> WHAT IS REQUIRED
Please copy every line of the records below that holds the word "color".

(Items from a figure collection)
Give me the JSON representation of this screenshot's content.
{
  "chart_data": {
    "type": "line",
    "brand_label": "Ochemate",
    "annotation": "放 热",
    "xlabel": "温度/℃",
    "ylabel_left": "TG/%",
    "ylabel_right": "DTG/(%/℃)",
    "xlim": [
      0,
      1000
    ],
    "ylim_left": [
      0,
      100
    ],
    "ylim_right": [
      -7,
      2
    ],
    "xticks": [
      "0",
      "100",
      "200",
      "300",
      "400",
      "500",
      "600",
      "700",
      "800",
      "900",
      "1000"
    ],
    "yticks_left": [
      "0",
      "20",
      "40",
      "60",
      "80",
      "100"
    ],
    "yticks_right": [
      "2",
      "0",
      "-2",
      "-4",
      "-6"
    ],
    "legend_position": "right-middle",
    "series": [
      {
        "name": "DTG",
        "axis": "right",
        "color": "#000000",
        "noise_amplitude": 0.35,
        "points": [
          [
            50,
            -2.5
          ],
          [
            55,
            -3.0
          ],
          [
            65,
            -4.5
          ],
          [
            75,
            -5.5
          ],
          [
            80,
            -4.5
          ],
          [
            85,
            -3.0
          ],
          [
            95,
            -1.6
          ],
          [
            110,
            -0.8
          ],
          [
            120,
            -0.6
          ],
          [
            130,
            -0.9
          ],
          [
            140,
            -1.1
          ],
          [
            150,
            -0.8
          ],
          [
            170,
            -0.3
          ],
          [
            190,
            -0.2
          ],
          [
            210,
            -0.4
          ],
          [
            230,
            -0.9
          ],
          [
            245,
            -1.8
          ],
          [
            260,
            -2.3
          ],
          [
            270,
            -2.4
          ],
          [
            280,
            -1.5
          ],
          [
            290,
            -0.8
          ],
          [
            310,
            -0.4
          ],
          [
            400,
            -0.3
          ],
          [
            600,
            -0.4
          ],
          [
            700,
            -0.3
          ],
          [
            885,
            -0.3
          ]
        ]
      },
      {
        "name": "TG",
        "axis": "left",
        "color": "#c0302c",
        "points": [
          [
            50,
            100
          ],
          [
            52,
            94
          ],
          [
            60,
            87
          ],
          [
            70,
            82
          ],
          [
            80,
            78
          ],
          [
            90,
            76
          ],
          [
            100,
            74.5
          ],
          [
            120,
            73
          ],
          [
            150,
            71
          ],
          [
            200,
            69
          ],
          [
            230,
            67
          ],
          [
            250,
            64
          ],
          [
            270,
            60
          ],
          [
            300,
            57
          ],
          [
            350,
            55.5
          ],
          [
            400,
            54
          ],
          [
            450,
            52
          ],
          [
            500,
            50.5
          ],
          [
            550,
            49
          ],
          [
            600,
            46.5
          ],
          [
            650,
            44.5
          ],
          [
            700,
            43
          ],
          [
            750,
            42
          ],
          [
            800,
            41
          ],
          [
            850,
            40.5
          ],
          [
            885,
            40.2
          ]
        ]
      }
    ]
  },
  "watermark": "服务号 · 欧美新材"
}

--

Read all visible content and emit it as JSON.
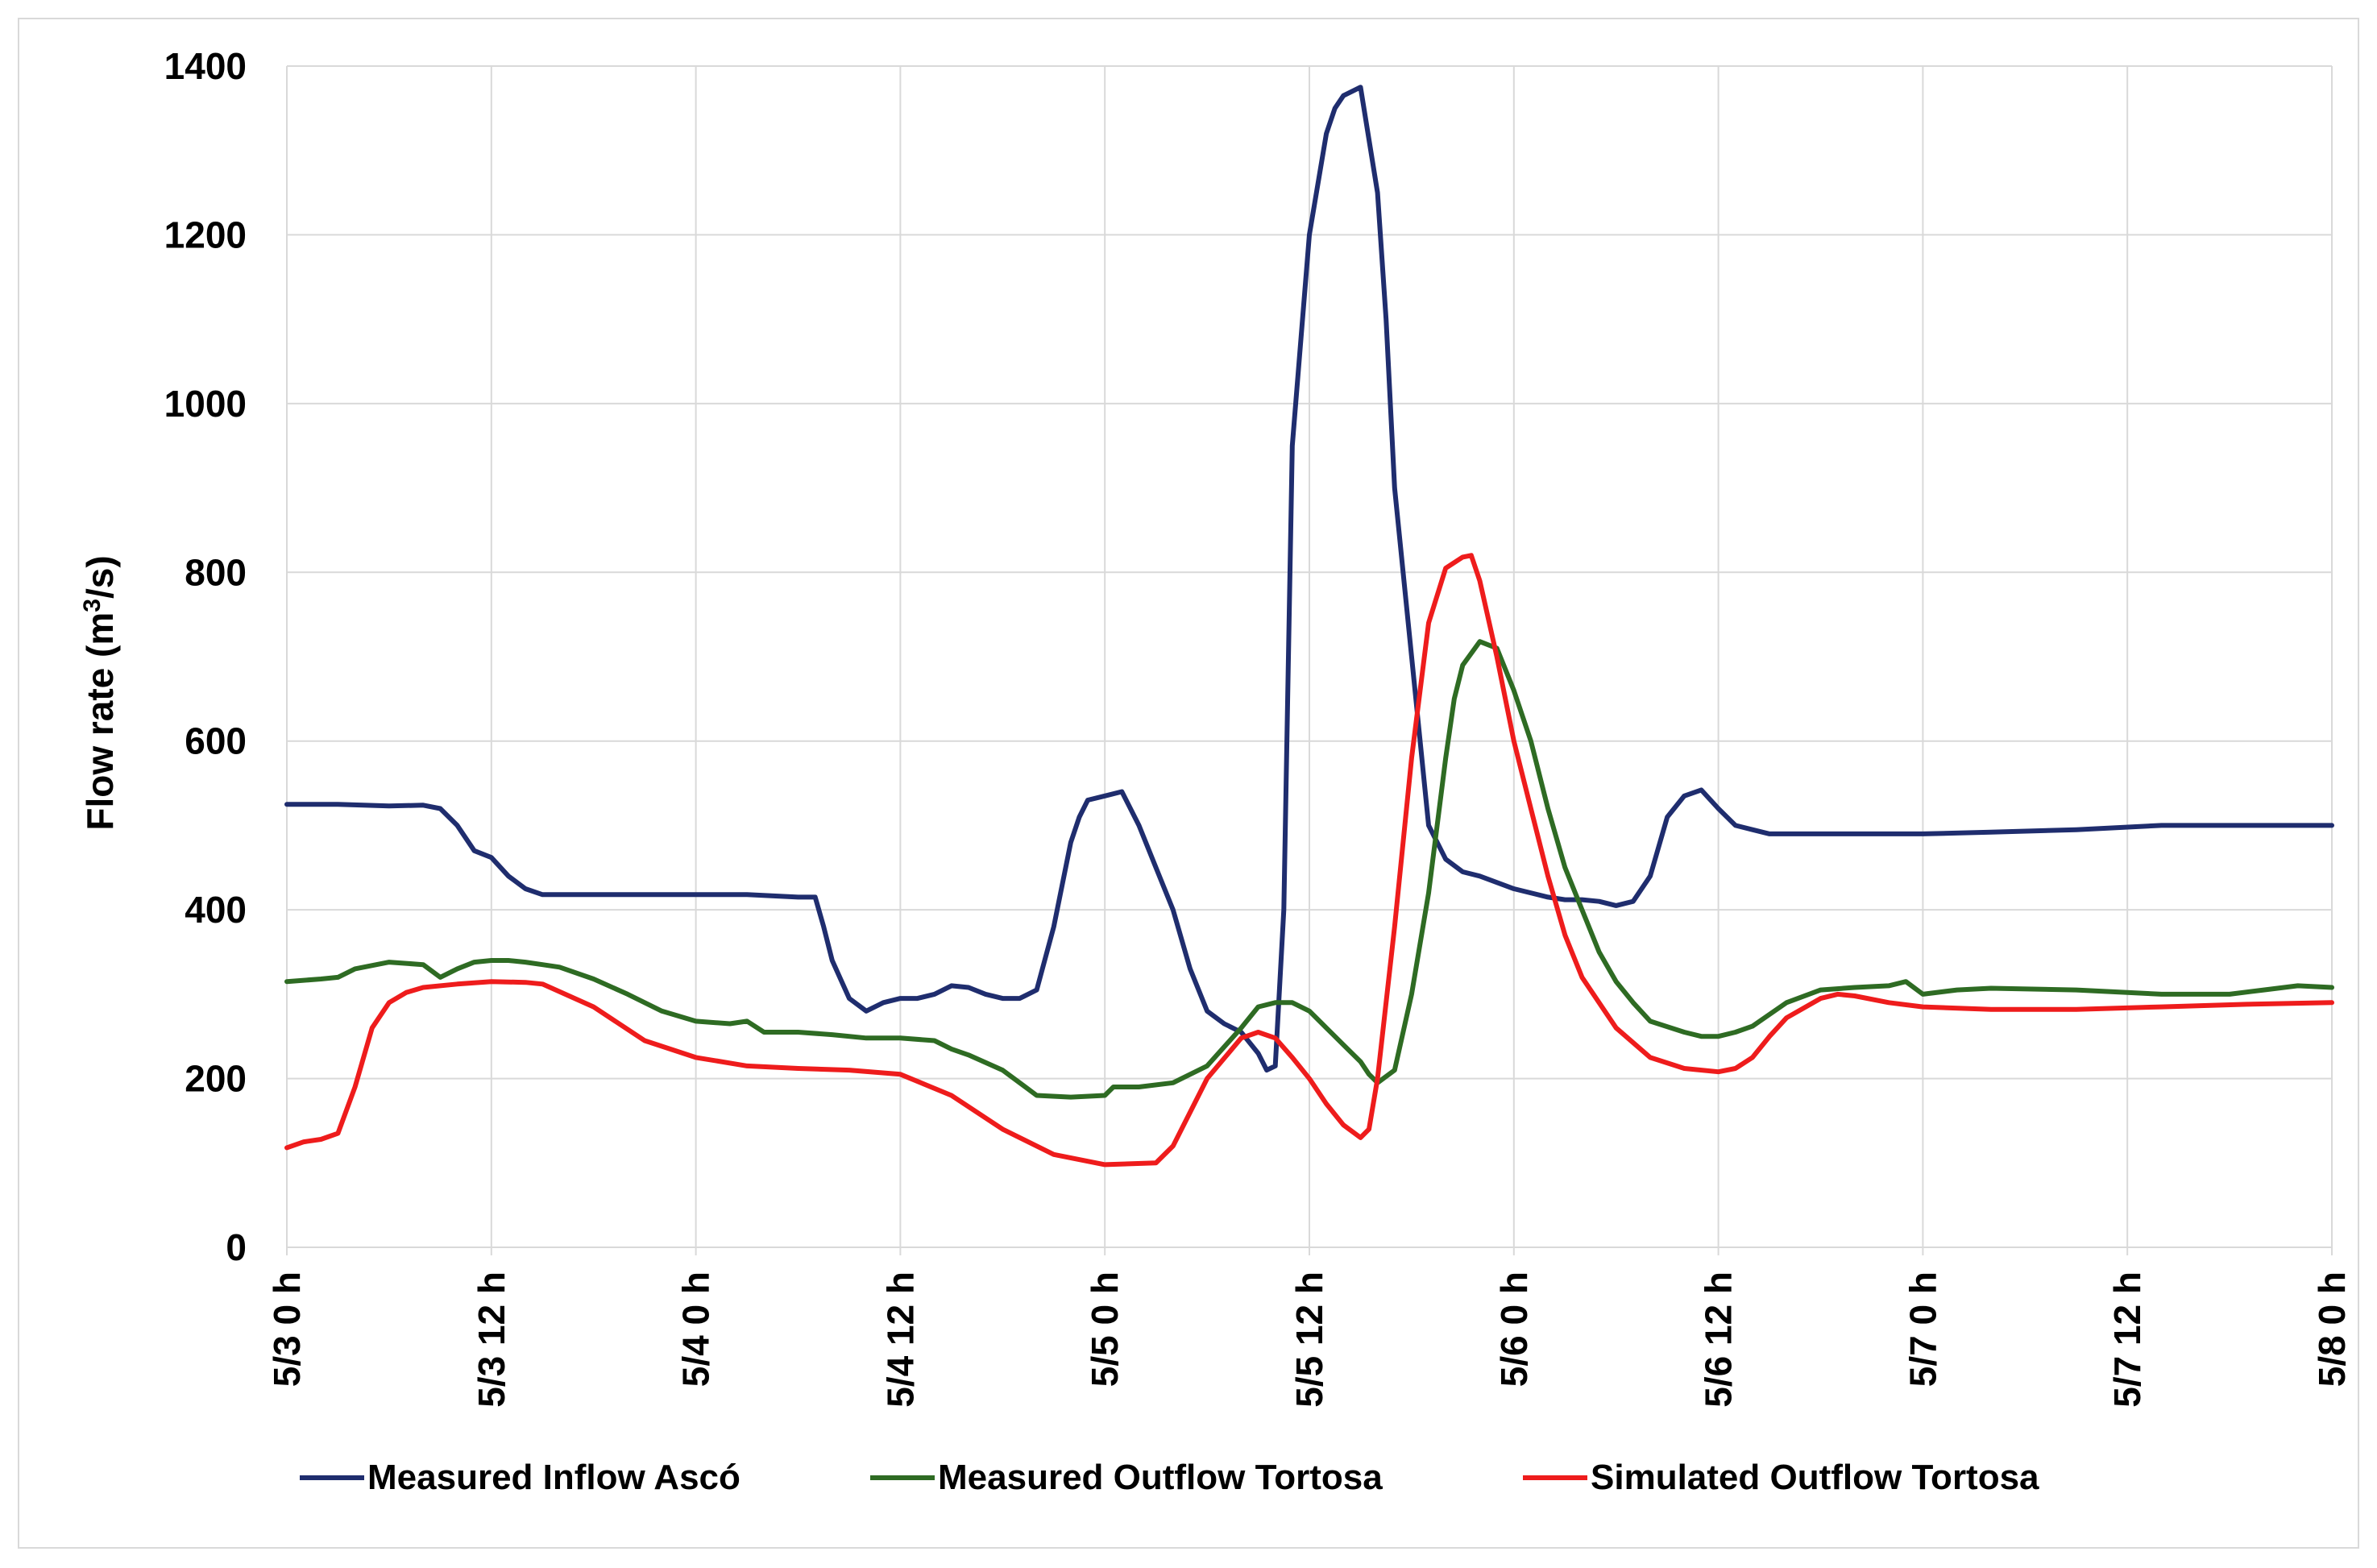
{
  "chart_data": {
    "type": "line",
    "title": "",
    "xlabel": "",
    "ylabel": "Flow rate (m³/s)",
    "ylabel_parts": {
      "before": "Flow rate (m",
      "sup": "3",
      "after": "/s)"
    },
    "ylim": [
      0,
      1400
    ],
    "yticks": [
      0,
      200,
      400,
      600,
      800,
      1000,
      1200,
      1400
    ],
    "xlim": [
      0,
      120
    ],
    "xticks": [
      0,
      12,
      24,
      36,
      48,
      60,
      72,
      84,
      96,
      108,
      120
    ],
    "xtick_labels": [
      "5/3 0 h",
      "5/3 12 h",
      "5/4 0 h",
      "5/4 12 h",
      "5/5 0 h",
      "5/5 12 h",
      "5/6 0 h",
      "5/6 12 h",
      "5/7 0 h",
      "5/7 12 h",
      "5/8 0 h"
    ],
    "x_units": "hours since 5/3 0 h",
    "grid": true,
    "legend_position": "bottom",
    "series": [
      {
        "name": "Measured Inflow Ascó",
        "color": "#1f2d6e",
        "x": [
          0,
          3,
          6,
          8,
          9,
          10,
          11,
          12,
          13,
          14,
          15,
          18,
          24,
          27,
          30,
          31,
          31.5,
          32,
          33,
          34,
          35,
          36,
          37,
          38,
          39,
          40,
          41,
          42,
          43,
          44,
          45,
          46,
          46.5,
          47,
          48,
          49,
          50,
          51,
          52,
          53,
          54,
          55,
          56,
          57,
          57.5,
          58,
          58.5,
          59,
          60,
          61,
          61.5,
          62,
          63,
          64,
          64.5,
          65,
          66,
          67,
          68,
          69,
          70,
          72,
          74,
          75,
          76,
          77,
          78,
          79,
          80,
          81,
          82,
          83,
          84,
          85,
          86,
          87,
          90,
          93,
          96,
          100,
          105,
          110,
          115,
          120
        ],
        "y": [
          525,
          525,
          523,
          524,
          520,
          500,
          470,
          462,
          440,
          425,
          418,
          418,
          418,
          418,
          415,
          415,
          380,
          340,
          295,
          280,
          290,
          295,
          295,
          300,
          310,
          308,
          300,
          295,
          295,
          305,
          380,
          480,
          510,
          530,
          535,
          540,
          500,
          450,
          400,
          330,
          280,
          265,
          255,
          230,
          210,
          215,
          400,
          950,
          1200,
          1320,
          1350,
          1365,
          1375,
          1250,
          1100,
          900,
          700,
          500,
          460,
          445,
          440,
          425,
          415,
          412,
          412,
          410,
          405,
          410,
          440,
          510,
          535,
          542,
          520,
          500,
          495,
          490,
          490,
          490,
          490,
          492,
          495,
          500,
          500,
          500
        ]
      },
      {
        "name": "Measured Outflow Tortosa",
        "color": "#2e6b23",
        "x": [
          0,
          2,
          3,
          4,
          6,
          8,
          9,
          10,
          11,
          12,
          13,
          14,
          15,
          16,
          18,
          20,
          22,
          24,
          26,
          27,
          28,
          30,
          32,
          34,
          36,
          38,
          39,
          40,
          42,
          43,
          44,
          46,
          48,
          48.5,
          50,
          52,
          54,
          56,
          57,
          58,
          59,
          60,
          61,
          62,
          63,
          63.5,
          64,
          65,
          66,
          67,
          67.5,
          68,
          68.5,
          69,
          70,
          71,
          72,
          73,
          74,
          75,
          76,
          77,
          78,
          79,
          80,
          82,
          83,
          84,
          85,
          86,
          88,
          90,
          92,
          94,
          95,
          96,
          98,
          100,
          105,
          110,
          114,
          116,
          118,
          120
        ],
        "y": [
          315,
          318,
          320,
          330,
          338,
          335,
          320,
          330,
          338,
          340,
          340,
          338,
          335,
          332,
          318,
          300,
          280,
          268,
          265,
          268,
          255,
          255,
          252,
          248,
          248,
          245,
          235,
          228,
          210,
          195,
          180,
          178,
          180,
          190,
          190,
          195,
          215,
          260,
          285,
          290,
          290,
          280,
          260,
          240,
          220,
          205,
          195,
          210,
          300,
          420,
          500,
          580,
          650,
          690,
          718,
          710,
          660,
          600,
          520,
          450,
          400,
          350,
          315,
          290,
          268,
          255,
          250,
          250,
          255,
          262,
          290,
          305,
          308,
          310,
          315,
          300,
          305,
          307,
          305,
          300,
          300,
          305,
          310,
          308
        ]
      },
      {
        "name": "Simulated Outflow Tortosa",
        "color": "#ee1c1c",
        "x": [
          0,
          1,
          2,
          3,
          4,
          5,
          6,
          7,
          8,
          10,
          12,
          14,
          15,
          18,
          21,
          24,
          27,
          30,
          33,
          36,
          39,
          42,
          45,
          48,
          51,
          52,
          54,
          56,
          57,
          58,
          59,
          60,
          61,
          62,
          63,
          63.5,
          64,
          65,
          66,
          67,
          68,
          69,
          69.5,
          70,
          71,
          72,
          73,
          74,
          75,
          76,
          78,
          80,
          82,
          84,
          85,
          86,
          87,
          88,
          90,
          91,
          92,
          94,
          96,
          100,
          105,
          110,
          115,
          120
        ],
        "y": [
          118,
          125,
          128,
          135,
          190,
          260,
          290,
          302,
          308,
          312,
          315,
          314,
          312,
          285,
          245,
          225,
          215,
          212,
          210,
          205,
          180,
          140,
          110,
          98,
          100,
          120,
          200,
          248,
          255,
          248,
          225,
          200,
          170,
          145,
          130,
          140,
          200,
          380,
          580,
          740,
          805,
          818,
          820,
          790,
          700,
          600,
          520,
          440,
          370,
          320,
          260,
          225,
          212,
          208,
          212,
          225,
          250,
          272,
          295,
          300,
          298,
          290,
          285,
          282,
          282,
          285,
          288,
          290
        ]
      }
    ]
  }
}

> ANSWER TO THIS TASK
        "color": "#000000",
        "color": "#c0302c",
        "color": "#1f2d6e",
        "color": "#2e6b23",
        "color": "#ee1c1c",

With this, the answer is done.